## [Material for this exercise]
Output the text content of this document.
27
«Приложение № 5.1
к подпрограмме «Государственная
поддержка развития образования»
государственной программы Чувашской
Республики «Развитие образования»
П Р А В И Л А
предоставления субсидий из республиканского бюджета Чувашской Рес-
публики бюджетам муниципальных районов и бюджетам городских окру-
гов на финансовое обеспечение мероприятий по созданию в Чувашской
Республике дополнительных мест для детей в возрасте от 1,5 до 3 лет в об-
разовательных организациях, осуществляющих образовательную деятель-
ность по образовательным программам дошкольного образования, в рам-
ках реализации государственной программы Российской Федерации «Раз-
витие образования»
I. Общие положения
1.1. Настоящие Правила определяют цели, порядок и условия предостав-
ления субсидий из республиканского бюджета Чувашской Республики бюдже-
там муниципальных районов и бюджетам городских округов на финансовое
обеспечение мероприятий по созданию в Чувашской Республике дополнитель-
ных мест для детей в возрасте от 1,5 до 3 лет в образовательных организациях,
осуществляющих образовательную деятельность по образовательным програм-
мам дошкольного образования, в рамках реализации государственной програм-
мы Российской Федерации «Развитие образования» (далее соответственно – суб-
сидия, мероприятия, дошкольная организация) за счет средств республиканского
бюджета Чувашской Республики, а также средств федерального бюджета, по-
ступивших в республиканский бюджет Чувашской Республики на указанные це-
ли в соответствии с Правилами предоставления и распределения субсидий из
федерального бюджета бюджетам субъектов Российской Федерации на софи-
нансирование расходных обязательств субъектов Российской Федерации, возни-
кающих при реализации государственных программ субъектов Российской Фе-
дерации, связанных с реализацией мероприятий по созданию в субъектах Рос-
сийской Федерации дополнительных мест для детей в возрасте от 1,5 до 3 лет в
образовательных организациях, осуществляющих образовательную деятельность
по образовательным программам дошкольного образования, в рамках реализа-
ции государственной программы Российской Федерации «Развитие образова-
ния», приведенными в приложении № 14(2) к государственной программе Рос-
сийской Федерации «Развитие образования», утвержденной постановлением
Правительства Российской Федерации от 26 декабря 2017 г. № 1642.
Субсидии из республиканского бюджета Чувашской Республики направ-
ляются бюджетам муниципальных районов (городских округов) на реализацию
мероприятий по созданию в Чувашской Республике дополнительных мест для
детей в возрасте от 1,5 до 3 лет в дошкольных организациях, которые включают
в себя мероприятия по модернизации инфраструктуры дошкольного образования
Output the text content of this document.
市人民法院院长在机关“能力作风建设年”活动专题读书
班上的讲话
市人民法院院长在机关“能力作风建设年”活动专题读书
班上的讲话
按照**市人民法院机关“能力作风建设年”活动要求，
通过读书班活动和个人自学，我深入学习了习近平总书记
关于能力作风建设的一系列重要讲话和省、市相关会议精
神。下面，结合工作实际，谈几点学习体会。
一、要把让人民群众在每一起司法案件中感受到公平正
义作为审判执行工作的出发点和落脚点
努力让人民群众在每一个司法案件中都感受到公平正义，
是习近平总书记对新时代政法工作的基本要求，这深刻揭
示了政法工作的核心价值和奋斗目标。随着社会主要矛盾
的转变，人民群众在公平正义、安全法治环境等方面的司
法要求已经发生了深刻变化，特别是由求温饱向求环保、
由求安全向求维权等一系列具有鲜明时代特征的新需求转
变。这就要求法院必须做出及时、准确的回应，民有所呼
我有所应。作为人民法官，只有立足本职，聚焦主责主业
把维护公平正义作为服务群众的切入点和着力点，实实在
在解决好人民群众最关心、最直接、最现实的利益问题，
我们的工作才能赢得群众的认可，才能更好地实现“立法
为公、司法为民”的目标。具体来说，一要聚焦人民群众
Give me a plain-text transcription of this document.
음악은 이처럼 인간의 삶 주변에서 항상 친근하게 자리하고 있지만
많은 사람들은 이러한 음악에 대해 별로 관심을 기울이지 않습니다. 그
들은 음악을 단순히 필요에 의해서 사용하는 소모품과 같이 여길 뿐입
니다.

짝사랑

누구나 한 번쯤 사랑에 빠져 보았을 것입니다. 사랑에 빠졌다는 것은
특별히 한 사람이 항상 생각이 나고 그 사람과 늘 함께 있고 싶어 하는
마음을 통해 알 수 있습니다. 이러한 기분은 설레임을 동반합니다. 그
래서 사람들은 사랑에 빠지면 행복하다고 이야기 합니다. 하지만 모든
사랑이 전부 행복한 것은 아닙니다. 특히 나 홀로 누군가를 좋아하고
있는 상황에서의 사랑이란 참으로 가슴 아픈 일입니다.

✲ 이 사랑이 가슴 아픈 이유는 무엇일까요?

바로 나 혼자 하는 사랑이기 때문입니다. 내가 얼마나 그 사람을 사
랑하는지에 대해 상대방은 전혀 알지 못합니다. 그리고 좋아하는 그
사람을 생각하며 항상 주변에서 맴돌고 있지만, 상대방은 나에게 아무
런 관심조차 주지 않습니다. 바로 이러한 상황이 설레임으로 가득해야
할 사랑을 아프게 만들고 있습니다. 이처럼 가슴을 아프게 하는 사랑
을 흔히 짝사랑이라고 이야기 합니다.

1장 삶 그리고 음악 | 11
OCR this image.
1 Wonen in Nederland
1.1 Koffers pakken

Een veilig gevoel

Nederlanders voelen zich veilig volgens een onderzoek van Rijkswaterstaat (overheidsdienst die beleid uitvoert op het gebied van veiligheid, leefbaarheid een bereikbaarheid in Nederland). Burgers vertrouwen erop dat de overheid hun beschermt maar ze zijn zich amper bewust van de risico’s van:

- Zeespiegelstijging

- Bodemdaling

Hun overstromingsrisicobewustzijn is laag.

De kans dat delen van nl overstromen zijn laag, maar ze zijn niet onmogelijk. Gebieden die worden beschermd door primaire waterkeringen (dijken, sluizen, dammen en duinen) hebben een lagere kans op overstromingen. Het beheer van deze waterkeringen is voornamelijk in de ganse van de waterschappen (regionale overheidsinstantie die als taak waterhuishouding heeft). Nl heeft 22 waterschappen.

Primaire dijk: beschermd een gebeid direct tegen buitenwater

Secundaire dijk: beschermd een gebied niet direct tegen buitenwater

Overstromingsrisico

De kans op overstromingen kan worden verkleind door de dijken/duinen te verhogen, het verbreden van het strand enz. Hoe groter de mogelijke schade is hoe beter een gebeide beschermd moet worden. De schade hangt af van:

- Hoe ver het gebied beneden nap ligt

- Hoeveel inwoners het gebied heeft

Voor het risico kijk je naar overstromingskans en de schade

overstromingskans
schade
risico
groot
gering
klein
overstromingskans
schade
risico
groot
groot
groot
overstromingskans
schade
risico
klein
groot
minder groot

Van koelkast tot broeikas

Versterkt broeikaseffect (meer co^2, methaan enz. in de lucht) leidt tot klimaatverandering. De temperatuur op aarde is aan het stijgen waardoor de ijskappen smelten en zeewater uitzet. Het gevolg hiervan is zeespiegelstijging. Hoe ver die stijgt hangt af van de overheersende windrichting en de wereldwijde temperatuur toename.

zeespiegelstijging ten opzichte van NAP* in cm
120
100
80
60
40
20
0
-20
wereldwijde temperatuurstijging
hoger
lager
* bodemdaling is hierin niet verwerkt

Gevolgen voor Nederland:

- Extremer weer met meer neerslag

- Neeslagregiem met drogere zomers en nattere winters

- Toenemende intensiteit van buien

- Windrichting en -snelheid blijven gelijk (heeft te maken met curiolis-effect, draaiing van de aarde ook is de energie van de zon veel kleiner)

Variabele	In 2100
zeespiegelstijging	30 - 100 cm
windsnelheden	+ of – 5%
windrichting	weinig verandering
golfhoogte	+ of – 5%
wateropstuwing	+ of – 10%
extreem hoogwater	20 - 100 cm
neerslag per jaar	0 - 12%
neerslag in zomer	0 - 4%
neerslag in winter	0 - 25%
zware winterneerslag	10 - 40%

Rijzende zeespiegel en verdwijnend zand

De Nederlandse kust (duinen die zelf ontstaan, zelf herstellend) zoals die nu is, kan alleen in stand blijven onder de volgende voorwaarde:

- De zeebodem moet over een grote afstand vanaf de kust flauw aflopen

## [Exercise requirements]
From the records above, pull out every line containing the word "않습니다".

## [Expected output]
많은 사람들은 이러한 음악에 대해 별로 관심을 기울이지 않습니다. 그
런 관심조차 주지 않습니다. 바로 이러한 상황이 설레임으로 가득해야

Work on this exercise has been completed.